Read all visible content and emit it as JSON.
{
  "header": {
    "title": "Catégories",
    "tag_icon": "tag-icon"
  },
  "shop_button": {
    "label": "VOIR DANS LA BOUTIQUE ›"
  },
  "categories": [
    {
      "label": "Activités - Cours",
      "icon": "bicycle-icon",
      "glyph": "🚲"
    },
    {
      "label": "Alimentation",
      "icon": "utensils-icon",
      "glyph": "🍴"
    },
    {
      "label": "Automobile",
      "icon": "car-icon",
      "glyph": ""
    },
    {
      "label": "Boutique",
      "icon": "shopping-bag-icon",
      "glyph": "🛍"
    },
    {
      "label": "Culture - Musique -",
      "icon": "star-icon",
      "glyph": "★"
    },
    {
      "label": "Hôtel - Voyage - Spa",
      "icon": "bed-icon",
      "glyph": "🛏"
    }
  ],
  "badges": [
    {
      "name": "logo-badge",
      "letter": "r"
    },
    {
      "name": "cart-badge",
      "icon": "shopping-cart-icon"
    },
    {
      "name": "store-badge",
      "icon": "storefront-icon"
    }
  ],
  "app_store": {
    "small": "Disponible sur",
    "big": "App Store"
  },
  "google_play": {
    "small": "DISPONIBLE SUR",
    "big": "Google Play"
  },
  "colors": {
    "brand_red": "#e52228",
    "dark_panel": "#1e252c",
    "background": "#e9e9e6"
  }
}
+ + + +
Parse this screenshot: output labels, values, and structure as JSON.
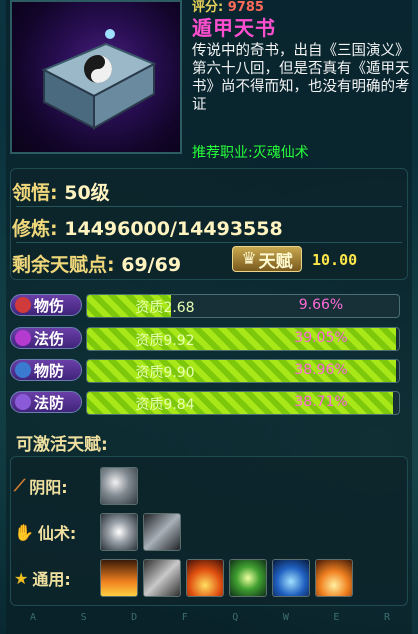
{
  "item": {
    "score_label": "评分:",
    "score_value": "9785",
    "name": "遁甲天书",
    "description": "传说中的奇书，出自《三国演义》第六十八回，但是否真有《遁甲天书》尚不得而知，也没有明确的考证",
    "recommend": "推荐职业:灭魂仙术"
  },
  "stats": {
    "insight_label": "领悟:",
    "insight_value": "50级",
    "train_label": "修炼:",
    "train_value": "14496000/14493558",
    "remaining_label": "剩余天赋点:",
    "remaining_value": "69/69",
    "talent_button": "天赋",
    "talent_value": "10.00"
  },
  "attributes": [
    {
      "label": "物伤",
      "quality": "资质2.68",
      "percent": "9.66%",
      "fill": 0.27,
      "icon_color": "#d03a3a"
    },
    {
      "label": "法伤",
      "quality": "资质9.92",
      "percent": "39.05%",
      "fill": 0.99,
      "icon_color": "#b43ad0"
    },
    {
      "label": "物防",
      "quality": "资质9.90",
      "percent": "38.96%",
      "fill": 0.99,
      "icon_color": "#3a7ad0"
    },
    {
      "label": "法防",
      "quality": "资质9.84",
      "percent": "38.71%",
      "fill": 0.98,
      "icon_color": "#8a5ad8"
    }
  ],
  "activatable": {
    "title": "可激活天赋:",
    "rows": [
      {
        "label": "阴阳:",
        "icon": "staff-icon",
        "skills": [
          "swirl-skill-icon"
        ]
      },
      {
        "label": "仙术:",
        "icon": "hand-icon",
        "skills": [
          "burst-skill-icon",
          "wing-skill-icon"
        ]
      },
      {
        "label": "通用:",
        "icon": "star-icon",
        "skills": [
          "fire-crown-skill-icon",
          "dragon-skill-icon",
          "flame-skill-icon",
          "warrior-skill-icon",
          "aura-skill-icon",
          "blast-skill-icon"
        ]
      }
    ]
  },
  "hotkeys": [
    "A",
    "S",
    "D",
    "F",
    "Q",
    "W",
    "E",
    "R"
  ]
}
+ + + +
#### WHAT YOU ARE ASKED TO DO:
Look through the material and say how many lines hold "glyph". Give the number only.

#### FULL ANSWER:
6